Reading passage:
Content starts
The regression analysis can lead to multiple results:

  • no-result: when we are lacking one of the QA results for the comparison

  • improvement: when the new QA result is “success” while the reference one is “failure”

  • no-regression: when the two QA results are “success”

  • regression: when the new QA result is “failure” while the reference one is “success”

  • error: when one of the work requests providing the required QA result errored out

Details can also be provided as output of the analysis, they will typically be displayed in the summary view of the qa workflow.

The first level of comparison is at the level of the result of the WorkRequest, following the logic above. But depending on the output of the QA task, it is possible to have a finer-grained analysis. The next sections details how those deeper comparisons are performed.

For lintian

We compare the summary.tags_count_by_severity to determine the status of the regression analysis:

SEVERITIES = ("warning", "error")
if any(new_count[s] > original_count[s] for s in SEVERITIES):
    return "regression"
elif any(new_count[s] < original_count[s] for s in SEVERITIES):
    return "improvement"
else
    return "stable"

We also perform a comparison of the summary.tags_found to indicate in the details field which new tags have been reported, and which tags have disappeared.

Note

Among the difference of tags, there can be tags that have severities lower than warning and error, but we have no way to filter them out without loading the full analysis.json from the artifact which would be much more costly for almost no gain.
Content ends
Available data:
Content starts
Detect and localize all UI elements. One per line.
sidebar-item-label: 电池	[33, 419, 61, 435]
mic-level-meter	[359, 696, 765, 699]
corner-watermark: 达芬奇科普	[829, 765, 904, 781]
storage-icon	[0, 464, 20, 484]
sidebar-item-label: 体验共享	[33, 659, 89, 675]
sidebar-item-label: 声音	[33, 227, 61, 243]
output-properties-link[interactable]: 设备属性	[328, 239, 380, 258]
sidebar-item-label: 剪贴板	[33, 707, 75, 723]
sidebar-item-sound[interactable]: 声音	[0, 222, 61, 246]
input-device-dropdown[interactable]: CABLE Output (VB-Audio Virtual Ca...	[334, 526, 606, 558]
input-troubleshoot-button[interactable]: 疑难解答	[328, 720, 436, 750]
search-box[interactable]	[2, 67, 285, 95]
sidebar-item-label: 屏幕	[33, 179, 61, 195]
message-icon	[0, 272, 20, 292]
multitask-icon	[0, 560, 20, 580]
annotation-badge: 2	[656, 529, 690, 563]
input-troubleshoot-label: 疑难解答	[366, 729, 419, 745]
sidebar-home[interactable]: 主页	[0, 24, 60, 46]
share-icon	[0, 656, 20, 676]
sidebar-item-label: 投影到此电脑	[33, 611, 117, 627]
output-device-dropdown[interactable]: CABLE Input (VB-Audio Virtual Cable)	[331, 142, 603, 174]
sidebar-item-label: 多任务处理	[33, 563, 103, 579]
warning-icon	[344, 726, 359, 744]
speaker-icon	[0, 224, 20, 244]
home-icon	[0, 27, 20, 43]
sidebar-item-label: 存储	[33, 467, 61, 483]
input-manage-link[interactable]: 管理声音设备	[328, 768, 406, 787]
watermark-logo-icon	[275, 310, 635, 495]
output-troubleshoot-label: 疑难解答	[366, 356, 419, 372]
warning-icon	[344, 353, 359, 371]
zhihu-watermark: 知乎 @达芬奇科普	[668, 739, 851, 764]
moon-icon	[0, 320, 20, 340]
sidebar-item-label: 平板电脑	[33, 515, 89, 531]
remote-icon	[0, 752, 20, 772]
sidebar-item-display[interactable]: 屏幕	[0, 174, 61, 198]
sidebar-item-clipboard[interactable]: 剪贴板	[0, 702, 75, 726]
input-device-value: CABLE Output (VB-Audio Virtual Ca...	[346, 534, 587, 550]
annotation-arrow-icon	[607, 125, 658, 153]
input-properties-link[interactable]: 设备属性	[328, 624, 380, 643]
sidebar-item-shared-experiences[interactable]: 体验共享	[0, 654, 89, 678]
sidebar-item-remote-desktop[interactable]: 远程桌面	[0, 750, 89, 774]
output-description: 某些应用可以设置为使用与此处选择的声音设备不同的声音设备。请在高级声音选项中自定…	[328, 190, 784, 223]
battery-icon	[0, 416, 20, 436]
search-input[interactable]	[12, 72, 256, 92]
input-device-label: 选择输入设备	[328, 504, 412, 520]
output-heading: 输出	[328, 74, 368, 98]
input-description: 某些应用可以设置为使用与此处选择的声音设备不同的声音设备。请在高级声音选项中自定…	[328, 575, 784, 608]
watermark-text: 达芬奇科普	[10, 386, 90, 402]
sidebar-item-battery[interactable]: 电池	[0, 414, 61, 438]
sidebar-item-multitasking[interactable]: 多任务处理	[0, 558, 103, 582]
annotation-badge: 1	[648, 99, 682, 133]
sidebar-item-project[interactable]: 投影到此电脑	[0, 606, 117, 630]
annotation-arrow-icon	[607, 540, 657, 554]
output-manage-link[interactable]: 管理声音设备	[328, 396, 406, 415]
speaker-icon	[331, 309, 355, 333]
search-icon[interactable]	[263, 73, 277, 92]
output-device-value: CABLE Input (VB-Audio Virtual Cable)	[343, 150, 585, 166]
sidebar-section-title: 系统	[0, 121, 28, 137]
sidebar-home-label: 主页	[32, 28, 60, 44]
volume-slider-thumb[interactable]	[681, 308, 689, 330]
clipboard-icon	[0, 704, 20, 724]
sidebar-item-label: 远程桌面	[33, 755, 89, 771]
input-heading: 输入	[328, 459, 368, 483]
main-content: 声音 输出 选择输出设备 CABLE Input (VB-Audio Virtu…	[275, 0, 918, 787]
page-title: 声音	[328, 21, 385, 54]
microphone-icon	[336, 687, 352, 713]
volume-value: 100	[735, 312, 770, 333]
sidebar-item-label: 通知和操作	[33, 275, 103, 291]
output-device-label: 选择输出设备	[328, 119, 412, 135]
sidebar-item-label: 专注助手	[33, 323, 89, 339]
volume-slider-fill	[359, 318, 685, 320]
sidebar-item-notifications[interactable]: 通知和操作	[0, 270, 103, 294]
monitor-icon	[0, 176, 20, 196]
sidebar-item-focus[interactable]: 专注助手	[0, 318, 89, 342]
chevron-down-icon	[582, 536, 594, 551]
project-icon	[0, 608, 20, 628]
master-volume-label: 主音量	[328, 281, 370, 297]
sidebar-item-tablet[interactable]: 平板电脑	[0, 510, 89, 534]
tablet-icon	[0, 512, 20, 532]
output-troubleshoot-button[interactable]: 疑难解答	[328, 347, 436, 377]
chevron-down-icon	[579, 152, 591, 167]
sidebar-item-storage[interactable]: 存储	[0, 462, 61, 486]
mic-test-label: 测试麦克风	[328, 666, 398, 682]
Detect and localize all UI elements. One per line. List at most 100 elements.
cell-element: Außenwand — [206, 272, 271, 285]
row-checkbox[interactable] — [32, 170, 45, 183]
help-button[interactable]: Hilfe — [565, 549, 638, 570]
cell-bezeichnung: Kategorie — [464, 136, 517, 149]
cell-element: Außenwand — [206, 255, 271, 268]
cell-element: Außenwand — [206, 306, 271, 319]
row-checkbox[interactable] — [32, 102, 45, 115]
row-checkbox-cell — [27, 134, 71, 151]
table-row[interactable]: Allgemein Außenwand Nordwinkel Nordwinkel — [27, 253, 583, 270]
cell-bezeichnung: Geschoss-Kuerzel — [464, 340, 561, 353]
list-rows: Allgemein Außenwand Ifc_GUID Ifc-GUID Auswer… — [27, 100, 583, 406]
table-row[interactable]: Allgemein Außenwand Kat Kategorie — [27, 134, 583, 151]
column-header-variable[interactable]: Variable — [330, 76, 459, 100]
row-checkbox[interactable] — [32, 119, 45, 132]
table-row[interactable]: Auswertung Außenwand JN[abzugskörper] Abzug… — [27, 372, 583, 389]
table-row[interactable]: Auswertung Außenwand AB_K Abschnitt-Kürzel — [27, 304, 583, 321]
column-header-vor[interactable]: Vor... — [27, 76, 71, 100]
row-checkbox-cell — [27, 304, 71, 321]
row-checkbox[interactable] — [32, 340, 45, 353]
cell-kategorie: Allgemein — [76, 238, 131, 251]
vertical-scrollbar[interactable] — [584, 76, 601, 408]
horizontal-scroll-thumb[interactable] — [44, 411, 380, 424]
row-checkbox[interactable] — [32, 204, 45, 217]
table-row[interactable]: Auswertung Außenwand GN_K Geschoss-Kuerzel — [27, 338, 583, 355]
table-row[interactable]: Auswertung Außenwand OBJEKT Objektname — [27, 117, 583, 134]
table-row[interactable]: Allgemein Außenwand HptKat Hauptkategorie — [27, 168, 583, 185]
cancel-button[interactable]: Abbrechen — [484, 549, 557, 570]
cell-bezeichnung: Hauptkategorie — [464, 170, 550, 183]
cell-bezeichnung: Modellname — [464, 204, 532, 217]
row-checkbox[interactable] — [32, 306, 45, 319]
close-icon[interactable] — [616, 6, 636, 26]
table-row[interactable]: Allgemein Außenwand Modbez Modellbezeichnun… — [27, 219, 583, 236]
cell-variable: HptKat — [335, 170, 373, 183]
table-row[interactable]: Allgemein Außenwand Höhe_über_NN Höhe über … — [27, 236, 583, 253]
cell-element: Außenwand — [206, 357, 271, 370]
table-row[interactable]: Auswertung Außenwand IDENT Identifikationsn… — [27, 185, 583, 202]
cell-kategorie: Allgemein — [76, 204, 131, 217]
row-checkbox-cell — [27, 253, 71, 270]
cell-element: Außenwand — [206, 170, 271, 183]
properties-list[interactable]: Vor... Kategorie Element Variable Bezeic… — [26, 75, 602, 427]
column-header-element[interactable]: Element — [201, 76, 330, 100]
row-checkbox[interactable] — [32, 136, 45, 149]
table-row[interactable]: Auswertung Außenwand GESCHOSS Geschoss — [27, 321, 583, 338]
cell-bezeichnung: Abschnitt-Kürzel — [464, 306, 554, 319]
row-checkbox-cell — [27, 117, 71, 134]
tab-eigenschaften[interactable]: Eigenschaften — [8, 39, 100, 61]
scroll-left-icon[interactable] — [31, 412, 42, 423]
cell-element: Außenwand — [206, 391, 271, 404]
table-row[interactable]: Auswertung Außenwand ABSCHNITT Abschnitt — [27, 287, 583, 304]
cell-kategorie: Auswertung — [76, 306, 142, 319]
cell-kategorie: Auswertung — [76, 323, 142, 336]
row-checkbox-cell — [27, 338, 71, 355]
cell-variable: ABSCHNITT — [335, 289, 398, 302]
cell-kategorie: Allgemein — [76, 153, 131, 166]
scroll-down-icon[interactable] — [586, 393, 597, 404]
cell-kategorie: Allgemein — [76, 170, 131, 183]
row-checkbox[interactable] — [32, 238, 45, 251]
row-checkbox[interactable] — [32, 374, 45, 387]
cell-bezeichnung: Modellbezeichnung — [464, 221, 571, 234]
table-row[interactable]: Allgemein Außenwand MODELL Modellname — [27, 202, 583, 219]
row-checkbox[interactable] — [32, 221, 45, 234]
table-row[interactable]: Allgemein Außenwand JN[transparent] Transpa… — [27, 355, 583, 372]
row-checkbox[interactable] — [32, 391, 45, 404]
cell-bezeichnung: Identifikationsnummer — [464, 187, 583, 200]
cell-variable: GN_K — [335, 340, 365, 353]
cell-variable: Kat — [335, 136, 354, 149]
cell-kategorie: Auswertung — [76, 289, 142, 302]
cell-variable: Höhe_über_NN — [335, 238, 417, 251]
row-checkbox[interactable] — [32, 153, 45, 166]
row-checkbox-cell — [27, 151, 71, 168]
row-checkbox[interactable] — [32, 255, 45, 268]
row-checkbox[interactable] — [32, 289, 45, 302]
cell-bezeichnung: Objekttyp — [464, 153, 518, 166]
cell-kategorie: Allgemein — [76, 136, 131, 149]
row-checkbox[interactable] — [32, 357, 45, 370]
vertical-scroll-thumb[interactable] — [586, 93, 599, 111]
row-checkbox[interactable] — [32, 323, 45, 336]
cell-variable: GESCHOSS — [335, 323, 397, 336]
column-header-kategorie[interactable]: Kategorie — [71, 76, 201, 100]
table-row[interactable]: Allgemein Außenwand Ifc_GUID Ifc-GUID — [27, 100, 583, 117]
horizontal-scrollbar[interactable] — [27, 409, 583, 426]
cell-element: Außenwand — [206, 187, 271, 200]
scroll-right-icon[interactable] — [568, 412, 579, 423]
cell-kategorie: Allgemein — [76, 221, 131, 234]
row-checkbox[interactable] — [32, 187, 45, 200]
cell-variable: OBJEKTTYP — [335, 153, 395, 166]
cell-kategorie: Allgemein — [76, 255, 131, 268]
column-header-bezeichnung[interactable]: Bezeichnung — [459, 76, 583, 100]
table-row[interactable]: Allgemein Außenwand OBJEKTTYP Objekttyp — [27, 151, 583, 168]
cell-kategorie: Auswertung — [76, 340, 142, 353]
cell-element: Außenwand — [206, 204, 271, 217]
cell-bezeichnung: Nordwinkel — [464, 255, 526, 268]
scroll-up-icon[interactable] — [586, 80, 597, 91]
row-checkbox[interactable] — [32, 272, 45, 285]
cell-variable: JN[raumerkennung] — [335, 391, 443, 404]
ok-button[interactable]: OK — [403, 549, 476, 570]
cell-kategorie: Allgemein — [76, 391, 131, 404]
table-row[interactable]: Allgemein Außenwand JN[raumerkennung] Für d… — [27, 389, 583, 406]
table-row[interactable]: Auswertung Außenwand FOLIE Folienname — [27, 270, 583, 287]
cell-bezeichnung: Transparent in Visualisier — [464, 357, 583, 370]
Content ends
Tasks to complete:
1. In the text on regression analysis above, the bulleted list names every possible result of the analysis. List the names of those results.
2. Extend the text on regression analysis with a short passage that follows on from its final note, keeping the same documentation style.

Activity answers:
1. no-result, improvement, no-regression, regression, error

2.
For autopkgtest

We compare the result of each individual test in the results key of the artifact metadata. Each result is classified on its own following the table below, the first line that matches ends the classification process:

ORIGINAL

NEW

RESULT

*

FLAKY

stable

PASS, SKIP

FAIL

regression

FAIL, FLAKY

PASS, SKIP

improvement

*

*

stable

Each individual regression or improvement is noted and documented in the details field of the analysis.

To compute the global result of the regression analysis, the logic is the following:

if "regression" in comparison_of_tests:
    return "regression"
elif "improvement" in comparison_of_tests:
    return "improvement"
else:
    return "stable"

For piuparts and blhc

The provided metadata do not allow for deep comparisons, so the comparison is based on the result of the corresponding WorkRequest (which is duplicated in the per-item data of the debian:qa-results collection).

The algorithm is the following:

if origin.result == SUCCESS and new.result == FAILURE:
    return "regression"
elif origin.result == FAILURE and new.result == SUCCESS:
    return "improvement"
else
    return "stable"

About the UI to display regression analysis

Here’s an example of what the table could look like:

Test name

Original result for dpkg_1.2.0

New result for dpkg_1.2.1

Conclusion

autopkgtest:dpkg_amd64

↘️ regression

lintian:dpkg_source

➡️ stable

piuparts:dpkg_amd64

❔ no-result

autopkgtest:apt_amd64

↗️ improvement

Summary

1 failure

1 failure, 1 missing result

↘️ regression

Multiple comments about the desired table:

  • We should use the standard WorkRequest result widgets instead of the special characters (✅ and ❌) shown above.

  • We want to put links to the artifact for each QA result in the “Original result” and “New result” columns.

  • The number of autopkgtest results due to the reverse_dependencies_autopkgtest workflow can be overwhelming. Due to this, the autopkgtest lines that concern other source packages than the one processed in the current workflow are hidden if the regression analysis result is “stable” or “no-result”.

  • For piuparts tasks where we don’t have artifacts to link, we probably want to link to the work request directly.